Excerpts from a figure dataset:
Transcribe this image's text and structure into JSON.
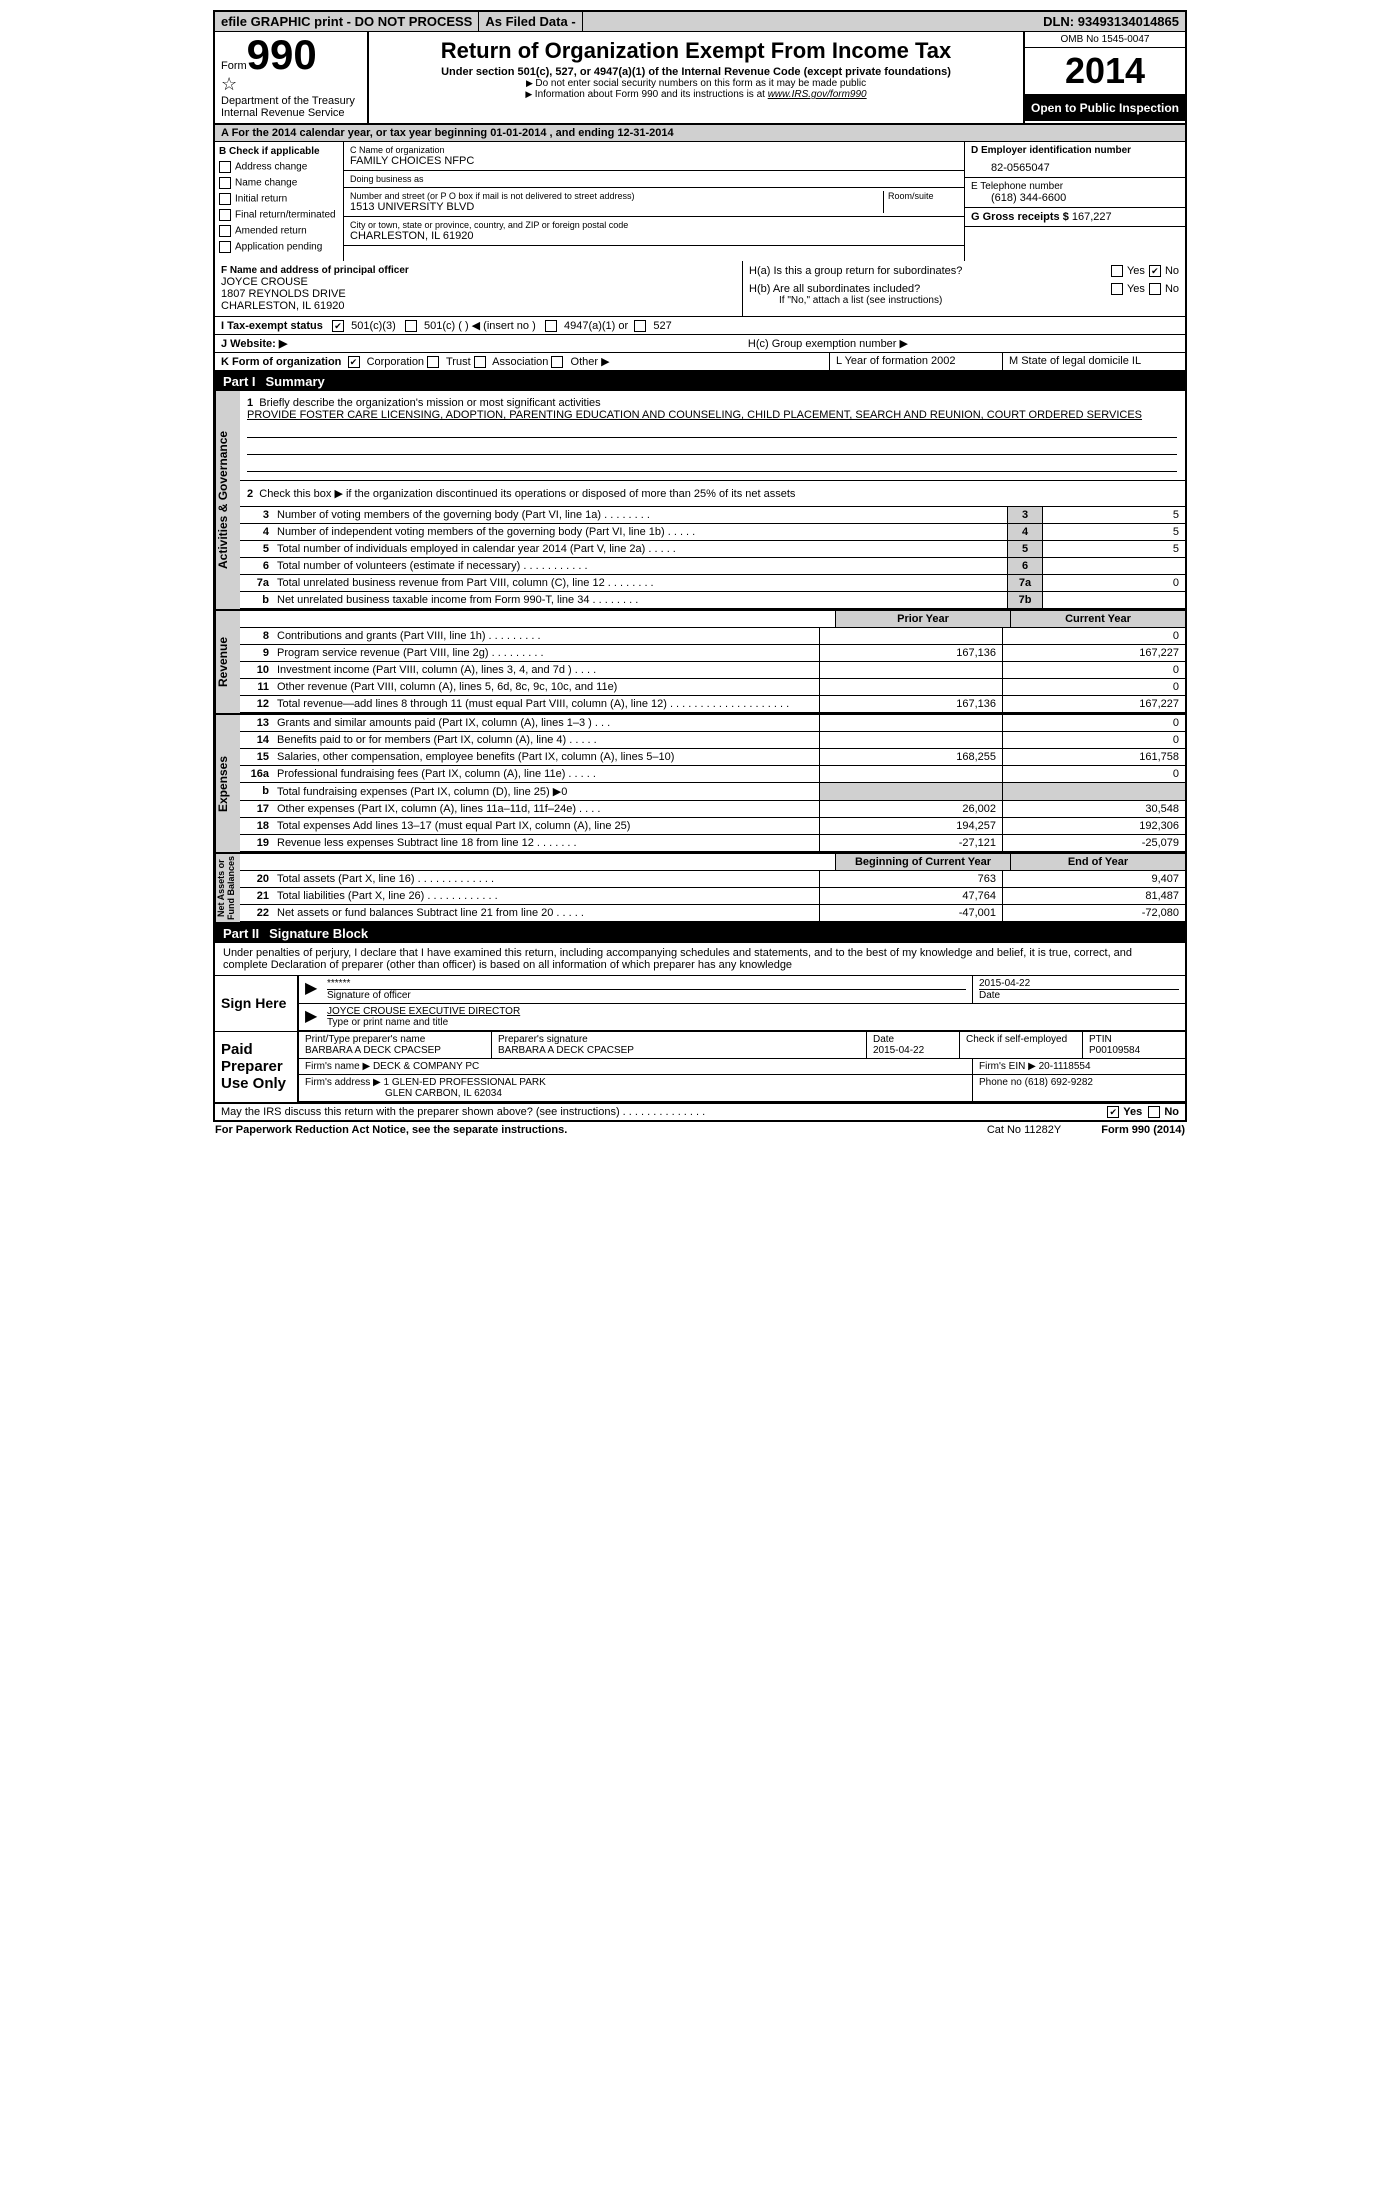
{
  "topbar": {
    "efile": "efile GRAPHIC print - DO NOT PROCESS",
    "asfiled": "As Filed Data -",
    "dln_label": "DLN:",
    "dln": "93493134014865"
  },
  "header": {
    "form_prefix": "Form",
    "form_number": "990",
    "dept": "Department of the Treasury",
    "irs": "Internal Revenue Service",
    "title": "Return of Organization Exempt From Income Tax",
    "subtitle": "Under section 501(c), 527, or 4947(a)(1) of the Internal Revenue Code (except private foundations)",
    "note1": "Do not enter social security numbers on this form as it may be made public",
    "note2_pre": "Information about Form 990 and its instructions is at ",
    "note2_link": "www.IRS.gov/form990",
    "omb": "OMB No 1545-0047",
    "year": "2014",
    "open": "Open to Public Inspection"
  },
  "rowA": {
    "text": "A For the 2014 calendar year, or tax year beginning 01-01-2014    , and ending 12-31-2014"
  },
  "colB": {
    "title": "B  Check if applicable",
    "items": [
      "Address change",
      "Name change",
      "Initial return",
      "Final return/terminated",
      "Amended return",
      "Application pending"
    ]
  },
  "colC": {
    "name_label": "C Name of organization",
    "name": "FAMILY CHOICES NFPC",
    "dba_label": "Doing business as",
    "dba": "",
    "street_label": "Number and street (or P O  box if mail is not delivered to street address)",
    "room_label": "Room/suite",
    "street": "1513 UNIVERSITY BLVD",
    "city_label": "City or town, state or province, country, and ZIP or foreign postal code",
    "city": "CHARLESTON, IL  61920"
  },
  "colD": {
    "ein_label": "D Employer identification number",
    "ein": "82-0565047",
    "tel_label": "E Telephone number",
    "tel": "(618) 344-6600",
    "gross_label": "G Gross receipts $",
    "gross": "167,227"
  },
  "principal": {
    "label": "F  Name and address of principal officer",
    "name": "JOYCE CROUSE",
    "street": "1807 REYNOLDS DRIVE",
    "city": "CHARLESTON, IL  61920"
  },
  "sectionH": {
    "ha": "H(a)  Is this a group return for subordinates?",
    "hb": "H(b)  Are all subordinates included?",
    "hb_note": "If \"No,\" attach a list  (see instructions)",
    "hc": "H(c)   Group exemption number ▶",
    "yes": "Yes",
    "no": "No"
  },
  "taxStatus": {
    "i_label": "I    Tax-exempt status",
    "opt1": "501(c)(3)",
    "opt2": "501(c) (   ) ◀ (insert no )",
    "opt3": "4947(a)(1) or",
    "opt4": "527"
  },
  "website": {
    "label": "J   Website: ▶"
  },
  "kRow": {
    "k": "K Form of organization",
    "corp": "Corporation",
    "trust": "Trust",
    "assoc": "Association",
    "other": "Other ▶",
    "l": "L Year of formation  2002",
    "m": "M State of legal domicile  IL"
  },
  "partI": {
    "header": "Part I",
    "title": "Summary",
    "side1": "Activities & Governance",
    "side2": "Revenue",
    "side3": "Expenses",
    "side4": "Net Assets or Fund Balances",
    "mission_label": "Briefly describe the organization's mission or most significant activities",
    "mission": "PROVIDE FOSTER CARE LICENSING, ADOPTION, PARENTING EDUCATION AND COUNSELING, CHILD PLACEMENT, SEARCH AND REUNION, COURT ORDERED SERVICES",
    "line2": "Check this box ▶     if the organization discontinued its operations or disposed of more than 25% of its net assets",
    "lines": [
      {
        "n": "3",
        "d": "Number of voting members of the governing body (Part VI, line 1a)  .  .  .  .  .  .  .  .",
        "b": "3",
        "v": "5"
      },
      {
        "n": "4",
        "d": "Number of independent voting members of the governing body (Part VI, line 1b)  .  .  .  .  .",
        "b": "4",
        "v": "5"
      },
      {
        "n": "5",
        "d": "Total number of individuals employed in calendar year 2014 (Part V, line 2a)  .  .  .  .  .",
        "b": "5",
        "v": "5"
      },
      {
        "n": "6",
        "d": "Total number of volunteers (estimate if necessary)  .  .  .  .  .  .  .  .  .  .  .",
        "b": "6",
        "v": ""
      },
      {
        "n": "7a",
        "d": "Total unrelated business revenue from Part VIII, column (C), line 12  .  .  .  .  .  .  .  .",
        "b": "7a",
        "v": "0"
      },
      {
        "n": "b",
        "d": "Net unrelated business taxable income from Form 990-T, line 34  .  .  .  .  .  .  .  .",
        "b": "7b",
        "v": ""
      }
    ],
    "prior_year": "Prior Year",
    "current_year": "Current Year",
    "rev_rows": [
      {
        "n": "8",
        "d": "Contributions and grants (Part VIII, line 1h)  .  .  .  .  .  .  .  .  .",
        "p": "",
        "c": "0"
      },
      {
        "n": "9",
        "d": "Program service revenue (Part VIII, line 2g)  .  .  .  .  .  .  .  .  .",
        "p": "167,136",
        "c": "167,227"
      },
      {
        "n": "10",
        "d": "Investment income (Part VIII, column (A), lines 3, 4, and 7d )  .  .  .  .",
        "p": "",
        "c": "0"
      },
      {
        "n": "11",
        "d": "Other revenue (Part VIII, column (A), lines 5, 6d, 8c, 9c, 10c, and 11e)",
        "p": "",
        "c": "0"
      },
      {
        "n": "12",
        "d": "Total revenue—add lines 8 through 11 (must equal Part VIII, column (A), line 12)  .  .  .  .  .  .  .  .  .  .  .  .  .  .  .  .  .  .  .  .",
        "p": "167,136",
        "c": "167,227"
      }
    ],
    "exp_rows": [
      {
        "n": "13",
        "d": "Grants and similar amounts paid (Part IX, column (A), lines 1–3 )  .  .  .",
        "p": "",
        "c": "0"
      },
      {
        "n": "14",
        "d": "Benefits paid to or for members (Part IX, column (A), line 4)  .  .  .  .  .",
        "p": "",
        "c": "0"
      },
      {
        "n": "15",
        "d": "Salaries, other compensation, employee benefits (Part IX, column (A), lines 5–10)",
        "p": "168,255",
        "c": "161,758"
      },
      {
        "n": "16a",
        "d": "Professional fundraising fees (Part IX, column (A), line 11e)  .  .  .  .  .",
        "p": "",
        "c": "0"
      },
      {
        "n": "b",
        "d": "Total fundraising expenses (Part IX, column (D), line 25) ▶0",
        "p": "__BLANK__",
        "c": "__BLANK__"
      },
      {
        "n": "17",
        "d": "Other expenses (Part IX, column (A), lines 11a–11d, 11f–24e)  .  .  .  .",
        "p": "26,002",
        "c": "30,548"
      },
      {
        "n": "18",
        "d": "Total expenses  Add lines 13–17 (must equal Part IX, column (A), line 25)",
        "p": "194,257",
        "c": "192,306"
      },
      {
        "n": "19",
        "d": "Revenue less expenses  Subtract line 18 from line 12  .  .  .  .  .  .  .",
        "p": "-27,121",
        "c": "-25,079"
      }
    ],
    "begin_year": "Beginning of Current Year",
    "end_year": "End of Year",
    "net_rows": [
      {
        "n": "20",
        "d": "Total assets (Part X, line 16)  .  .  .  .  .  .  .  .  .  .  .  .  .",
        "p": "763",
        "c": "9,407"
      },
      {
        "n": "21",
        "d": "Total liabilities (Part X, line 26)  .  .  .  .  .  .  .  .  .  .  .  .",
        "p": "47,764",
        "c": "81,487"
      },
      {
        "n": "22",
        "d": "Net assets or fund balances  Subtract line 21 from line 20  .  .  .  .  .",
        "p": "-47,001",
        "c": "-72,080"
      }
    ]
  },
  "partII": {
    "header": "Part II",
    "title": "Signature Block",
    "declare": "Under penalties of perjury, I declare that I have examined this return, including accompanying schedules and statements, and to the best of my knowledge and belief, it is true, correct, and complete  Declaration of preparer (other than officer) is based on all information of which preparer has any knowledge",
    "sign_here": "Sign Here",
    "sig_stars": "******",
    "sig_date": "2015-04-22",
    "sig_officer_label": "Signature of officer",
    "date_label": "Date",
    "officer_name": "JOYCE CROUSE EXECUTIVE DIRECTOR",
    "type_print_label": "Type or print name and title",
    "paid_label": "Paid Preparer Use Only",
    "prep_name_label": "Print/Type preparer's name",
    "prep_name": "BARBARA A DECK CPACSEP",
    "prep_sig_label": "Preparer's signature",
    "prep_sig": "BARBARA A DECK CPACSEP",
    "prep_date_label": "Date",
    "prep_date": "2015-04-22",
    "self_emp": "Check      if self-employed",
    "ptin_label": "PTIN",
    "ptin": "P00109584",
    "firm_name_label": "Firm's name    ▶",
    "firm_name": "DECK & COMPANY PC",
    "firm_ein_label": "Firm's EIN ▶",
    "firm_ein": "20-1118554",
    "firm_addr_label": "Firm's address ▶",
    "firm_addr1": "1 GLEN-ED PROFESSIONAL PARK",
    "firm_addr2": "GLEN CARBON, IL  62034",
    "phone_label": "Phone no",
    "phone": "(618) 692-9282",
    "discuss": "May the IRS discuss this return with the preparer shown above? (see instructions)  .  .  .  .  .  .  .  .  .  .  .  .  .  .",
    "yes": "Yes",
    "no": "No"
  },
  "footer": {
    "pra": "For Paperwork Reduction Act Notice, see the separate instructions.",
    "cat": "Cat No 11282Y",
    "form": "Form 990 (2014)"
  }
}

### PROBLEM DETAILS
Only the count is needed: the number of lines in the data that include the word "subordinates".

### OUTPUT
2